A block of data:
****
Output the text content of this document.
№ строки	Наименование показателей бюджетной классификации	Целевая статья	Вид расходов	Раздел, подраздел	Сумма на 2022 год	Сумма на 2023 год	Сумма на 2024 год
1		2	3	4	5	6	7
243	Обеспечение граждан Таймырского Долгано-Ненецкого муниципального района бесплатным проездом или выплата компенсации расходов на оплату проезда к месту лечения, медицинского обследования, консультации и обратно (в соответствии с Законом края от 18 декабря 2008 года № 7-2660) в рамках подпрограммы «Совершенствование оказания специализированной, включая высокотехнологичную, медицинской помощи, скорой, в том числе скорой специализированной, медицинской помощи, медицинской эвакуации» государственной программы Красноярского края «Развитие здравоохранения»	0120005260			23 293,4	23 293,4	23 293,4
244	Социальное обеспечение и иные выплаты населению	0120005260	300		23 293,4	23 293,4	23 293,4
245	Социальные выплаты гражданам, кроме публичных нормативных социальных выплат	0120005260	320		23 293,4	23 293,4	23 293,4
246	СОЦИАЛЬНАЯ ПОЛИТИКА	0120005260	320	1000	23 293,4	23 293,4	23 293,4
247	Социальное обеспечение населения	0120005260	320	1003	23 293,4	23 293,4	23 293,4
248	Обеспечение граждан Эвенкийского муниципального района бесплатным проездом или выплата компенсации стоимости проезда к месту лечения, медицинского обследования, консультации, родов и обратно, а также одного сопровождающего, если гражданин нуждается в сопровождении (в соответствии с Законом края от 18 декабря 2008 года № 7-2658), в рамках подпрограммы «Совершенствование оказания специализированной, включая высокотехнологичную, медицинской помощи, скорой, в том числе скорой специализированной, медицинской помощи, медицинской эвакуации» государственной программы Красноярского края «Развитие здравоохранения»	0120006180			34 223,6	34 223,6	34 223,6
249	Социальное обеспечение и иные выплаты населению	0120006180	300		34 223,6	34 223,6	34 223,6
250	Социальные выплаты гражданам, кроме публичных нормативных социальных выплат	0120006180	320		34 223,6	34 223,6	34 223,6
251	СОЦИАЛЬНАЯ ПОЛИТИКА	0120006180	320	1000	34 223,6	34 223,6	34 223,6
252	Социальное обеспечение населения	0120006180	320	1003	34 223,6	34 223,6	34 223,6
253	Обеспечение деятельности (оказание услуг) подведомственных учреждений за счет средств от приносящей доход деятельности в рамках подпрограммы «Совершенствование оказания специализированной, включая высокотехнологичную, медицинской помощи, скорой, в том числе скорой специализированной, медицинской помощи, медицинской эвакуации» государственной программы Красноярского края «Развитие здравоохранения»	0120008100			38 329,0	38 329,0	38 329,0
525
****
#### EXERCISE PROMPT
In the entries above, identify every line with the string "ПОЛИТИКА".

#### EXERCISE OUTPUT
246	СОЦИАЛЬНАЯ ПОЛИТИКА	0120005260	320	1000	23 293,4	23 293,4	23 293,4
251	СОЦИАЛЬНАЯ ПОЛИТИКА	0120006180	320	1000	34 223,6	34 223,6	34 223,6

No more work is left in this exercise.